Stored data entries>
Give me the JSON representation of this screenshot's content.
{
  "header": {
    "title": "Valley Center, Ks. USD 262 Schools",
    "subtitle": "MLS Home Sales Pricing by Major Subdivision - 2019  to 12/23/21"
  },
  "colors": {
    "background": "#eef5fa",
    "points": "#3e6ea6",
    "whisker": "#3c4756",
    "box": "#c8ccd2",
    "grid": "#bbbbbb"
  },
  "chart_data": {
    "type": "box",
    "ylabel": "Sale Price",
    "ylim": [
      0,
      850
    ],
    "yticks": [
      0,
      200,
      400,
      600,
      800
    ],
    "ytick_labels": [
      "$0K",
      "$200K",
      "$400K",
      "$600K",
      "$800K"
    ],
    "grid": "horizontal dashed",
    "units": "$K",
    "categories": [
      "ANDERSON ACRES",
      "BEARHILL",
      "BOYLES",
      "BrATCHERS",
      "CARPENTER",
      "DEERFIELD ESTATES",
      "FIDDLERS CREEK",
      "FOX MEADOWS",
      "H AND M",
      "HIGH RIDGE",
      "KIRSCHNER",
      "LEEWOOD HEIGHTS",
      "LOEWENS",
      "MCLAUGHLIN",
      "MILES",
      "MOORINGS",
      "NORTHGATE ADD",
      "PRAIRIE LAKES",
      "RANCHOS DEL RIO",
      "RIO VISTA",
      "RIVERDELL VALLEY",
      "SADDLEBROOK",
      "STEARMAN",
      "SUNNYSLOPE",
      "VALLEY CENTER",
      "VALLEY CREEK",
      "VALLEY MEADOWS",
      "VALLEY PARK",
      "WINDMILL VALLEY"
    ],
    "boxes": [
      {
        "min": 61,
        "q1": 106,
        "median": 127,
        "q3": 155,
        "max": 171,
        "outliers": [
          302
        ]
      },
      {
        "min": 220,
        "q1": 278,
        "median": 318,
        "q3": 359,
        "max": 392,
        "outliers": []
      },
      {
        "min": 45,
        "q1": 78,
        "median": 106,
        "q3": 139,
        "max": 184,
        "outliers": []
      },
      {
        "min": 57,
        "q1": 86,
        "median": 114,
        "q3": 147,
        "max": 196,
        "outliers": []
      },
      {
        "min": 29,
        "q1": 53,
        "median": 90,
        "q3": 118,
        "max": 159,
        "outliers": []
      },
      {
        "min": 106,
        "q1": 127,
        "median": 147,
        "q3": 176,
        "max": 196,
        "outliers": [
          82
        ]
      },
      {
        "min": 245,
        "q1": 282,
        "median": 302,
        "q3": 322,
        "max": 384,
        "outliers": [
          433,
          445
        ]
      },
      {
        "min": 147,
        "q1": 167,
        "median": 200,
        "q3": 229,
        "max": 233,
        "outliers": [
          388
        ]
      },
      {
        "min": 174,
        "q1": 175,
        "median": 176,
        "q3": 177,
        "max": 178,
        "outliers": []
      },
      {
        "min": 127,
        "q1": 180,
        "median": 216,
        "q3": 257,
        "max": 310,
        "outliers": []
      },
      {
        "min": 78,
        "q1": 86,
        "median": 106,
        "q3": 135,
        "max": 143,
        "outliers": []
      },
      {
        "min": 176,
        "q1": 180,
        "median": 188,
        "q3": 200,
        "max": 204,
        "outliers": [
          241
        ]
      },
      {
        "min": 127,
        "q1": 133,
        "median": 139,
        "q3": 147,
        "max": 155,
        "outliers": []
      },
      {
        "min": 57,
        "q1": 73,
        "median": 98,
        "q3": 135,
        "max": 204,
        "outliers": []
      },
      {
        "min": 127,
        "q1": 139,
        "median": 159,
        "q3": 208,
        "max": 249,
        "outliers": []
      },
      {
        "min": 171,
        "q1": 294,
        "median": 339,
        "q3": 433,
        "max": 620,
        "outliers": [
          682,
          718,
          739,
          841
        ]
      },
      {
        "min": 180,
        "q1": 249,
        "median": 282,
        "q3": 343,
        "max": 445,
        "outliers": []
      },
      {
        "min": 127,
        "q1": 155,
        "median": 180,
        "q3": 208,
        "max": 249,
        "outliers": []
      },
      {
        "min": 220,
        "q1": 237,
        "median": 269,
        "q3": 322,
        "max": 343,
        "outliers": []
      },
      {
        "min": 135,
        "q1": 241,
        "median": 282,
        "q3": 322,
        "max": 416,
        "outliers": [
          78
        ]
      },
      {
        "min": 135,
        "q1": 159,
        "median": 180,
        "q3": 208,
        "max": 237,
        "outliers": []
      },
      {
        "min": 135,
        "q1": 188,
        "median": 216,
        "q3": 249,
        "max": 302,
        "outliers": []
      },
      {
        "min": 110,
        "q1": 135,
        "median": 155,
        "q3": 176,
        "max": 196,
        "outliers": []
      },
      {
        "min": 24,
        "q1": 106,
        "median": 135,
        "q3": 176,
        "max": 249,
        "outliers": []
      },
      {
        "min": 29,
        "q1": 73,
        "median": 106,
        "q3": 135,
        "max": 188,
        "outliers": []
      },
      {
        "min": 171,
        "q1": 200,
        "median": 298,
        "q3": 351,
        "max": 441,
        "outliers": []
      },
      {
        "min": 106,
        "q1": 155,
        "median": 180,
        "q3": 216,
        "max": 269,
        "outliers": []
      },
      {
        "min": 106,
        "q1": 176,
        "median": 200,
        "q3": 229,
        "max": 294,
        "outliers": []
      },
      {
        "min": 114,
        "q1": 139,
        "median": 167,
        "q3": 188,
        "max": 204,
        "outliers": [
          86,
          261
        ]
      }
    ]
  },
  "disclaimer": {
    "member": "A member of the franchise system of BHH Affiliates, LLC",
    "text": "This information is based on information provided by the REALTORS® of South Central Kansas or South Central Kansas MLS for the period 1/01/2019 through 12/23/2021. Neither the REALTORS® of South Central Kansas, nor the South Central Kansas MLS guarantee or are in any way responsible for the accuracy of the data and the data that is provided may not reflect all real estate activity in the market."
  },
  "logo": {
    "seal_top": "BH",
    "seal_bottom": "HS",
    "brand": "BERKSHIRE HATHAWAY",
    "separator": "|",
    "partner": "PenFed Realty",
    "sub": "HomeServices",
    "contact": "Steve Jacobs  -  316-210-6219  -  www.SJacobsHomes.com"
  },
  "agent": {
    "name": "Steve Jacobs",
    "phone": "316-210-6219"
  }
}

Set problem> Restate all of the entries exactly, please.

Reply>
Give me the JSON representation of this screenshot's content.
{
  "header": {
    "title": "Valley Center, Ks. USD 262 Schools",
    "subtitle": "MLS Home Sales Pricing by Major Subdivision - 2019  to 12/23/21"
  },
  "colors": {
    "background": "#eef5fa",
    "points": "#3e6ea6",
    "whisker": "#3c4756",
    "box": "#c8ccd2",
    "grid": "#bbbbbb"
  },
  "chart_data": {
    "type": "box",
    "ylabel": "Sale Price",
    "ylim": [
      0,
      850
    ],
    "yticks": [
      0,
      200,
      400,
      600,
      800
    ],
    "ytick_labels": [
      "$0K",
      "$200K",
      "$400K",
      "$600K",
      "$800K"
    ],
    "grid": "horizontal dashed",
    "units": "$K",
    "categories": [
      "ANDERSON ACRES",
      "BEARHILL",
      "BOYLES",
      "BrATCHERS",
      "CARPENTER",
      "DEERFIELD ESTATES",
      "FIDDLERS CREEK",
      "FOX MEADOWS",
      "H AND M",
      "HIGH RIDGE",
      "KIRSCHNER",
      "LEEWOOD HEIGHTS",
      "LOEWENS",
      "MCLAUGHLIN",
      "MILES",
      "MOORINGS",
      "NORTHGATE ADD",
      "PRAIRIE LAKES",
      "RANCHOS DEL RIO",
      "RIO VISTA",
      "RIVERDELL VALLEY",
      "SADDLEBROOK",
      "STEARMAN",
      "SUNNYSLOPE",
      "VALLEY CENTER",
      "VALLEY CREEK",
      "VALLEY MEADOWS",
      "VALLEY PARK",
      "WINDMILL VALLEY"
    ],
    "boxes": [
      {
        "min": 61,
        "q1": 106,
        "median": 127,
        "q3": 155,
        "max": 171,
        "outliers": [
          302
        ]
      },
      {
        "min": 220,
        "q1": 278,
        "median": 318,
        "q3": 359,
        "max": 392,
        "outliers": []
      },
      {
        "min": 45,
        "q1": 78,
        "median": 106,
        "q3": 139,
        "max": 184,
        "outliers": []
      },
      {
        "min": 57,
        "q1": 86,
        "median": 114,
        "q3": 147,
        "max": 196,
        "outliers": []
      },
      {
        "min": 29,
        "q1": 53,
        "median": 90,
        "q3": 118,
        "max": 159,
        "outliers": []
      },
      {
        "min": 106,
        "q1": 127,
        "median": 147,
        "q3": 176,
        "max": 196,
        "outliers": [
          82
        ]
      },
      {
        "min": 245,
        "q1": 282,
        "median": 302,
        "q3": 322,
        "max": 384,
        "outliers": [
          433,
          445
        ]
      },
      {
        "min": 147,
        "q1": 167,
        "median": 200,
        "q3": 229,
        "max": 233,
        "outliers": [
          388
        ]
      },
      {
        "min": 174,
        "q1": 175,
        "median": 176,
        "q3": 177,
        "max": 178,
        "outliers": []
      },
      {
        "min": 127,
        "q1": 180,
        "median": 216,
        "q3": 257,
        "max": 310,
        "outliers": []
      },
      {
        "min": 78,
        "q1": 86,
        "median": 106,
        "q3": 135,
        "max": 143,
        "outliers": []
      },
      {
        "min": 176,
        "q1": 180,
        "median": 188,
        "q3": 200,
        "max": 204,
        "outliers": [
          241
        ]
      },
      {
        "min": 127,
        "q1": 133,
        "median": 139,
        "q3": 147,
        "max": 155,
        "outliers": []
      },
      {
        "min": 57,
        "q1": 73,
        "median": 98,
        "q3": 135,
        "max": 204,
        "outliers": []
      },
      {
        "min": 127,
        "q1": 139,
        "median": 159,
        "q3": 208,
        "max": 249,
        "outliers": []
      },
      {
        "min": 171,
        "q1": 294,
        "median": 339,
        "q3": 433,
        "max": 620,
        "outliers": [
          682,
          718,
          739,
          841
        ]
      },
      {
        "min": 180,
        "q1": 249,
        "median": 282,
        "q3": 343,
        "max": 445,
        "outliers": []
      },
      {
        "min": 127,
        "q1": 155,
        "median": 180,
        "q3": 208,
        "max": 249,
        "outliers": []
      },
      {
        "min": 220,
        "q1": 237,
        "median": 269,
        "q3": 322,
        "max": 343,
        "outliers": []
      },
      {
        "min": 135,
        "q1": 241,
        "median": 282,
        "q3": 322,
        "max": 416,
        "outliers": [
          78
        ]
      },
      {
        "min": 135,
        "q1": 159,
        "median": 180,
        "q3": 208,
        "max": 237,
        "outliers": []
      },
      {
        "min": 135,
        "q1": 188,
        "median": 216,
        "q3": 249,
        "max": 302,
        "outliers": []
      },
      {
        "min": 110,
        "q1": 135,
        "median": 155,
        "q3": 176,
        "max": 196,
        "outliers": []
      },
      {
        "min": 24,
        "q1": 106,
        "median": 135,
        "q3": 176,
        "max": 249,
        "outliers": []
      },
      {
        "min": 29,
        "q1": 73,
        "median": 106,
        "q3": 135,
        "max": 188,
        "outliers": []
      },
      {
        "min": 171,
        "q1": 200,
        "median": 298,
        "q3": 351,
        "max": 441,
        "outliers": []
      },
      {
        "min": 106,
        "q1": 155,
        "median": 180,
        "q3": 216,
        "max": 269,
        "outliers": []
      },
      {
        "min": 106,
        "q1": 176,
        "median": 200,
        "q3": 229,
        "max": 294,
        "outliers": []
      },
      {
        "min": 114,
        "q1": 139,
        "median": 167,
        "q3": 188,
        "max": 204,
        "outliers": [
          86,
          261
        ]
      }
    ]
  },
  "disclaimer": {
    "member": "A member of the franchise system of BHH Affiliates, LLC",
    "text": "This information is based on information provided by the REALTORS® of South Central Kansas or South Central Kansas MLS for the period 1/01/2019 through 12/23/2021. Neither the REALTORS® of South Central Kansas, nor the South Central Kansas MLS guarantee or are in any way responsible for the accuracy of the data and the data that is provided may not reflect all real estate activity in the market."
  },
  "logo": {
    "seal_top": "BH",
    "seal_bottom": "HS",
    "brand": "BERKSHIRE HATHAWAY",
    "separator": "|",
    "partner": "PenFed Realty",
    "sub": "HomeServices",
    "contact": "Steve Jacobs  -  316-210-6219  -  www.SJacobsHomes.com"
  },
  "agent": {
    "name": "Steve Jacobs",
    "phone": "316-210-6219"
  }
}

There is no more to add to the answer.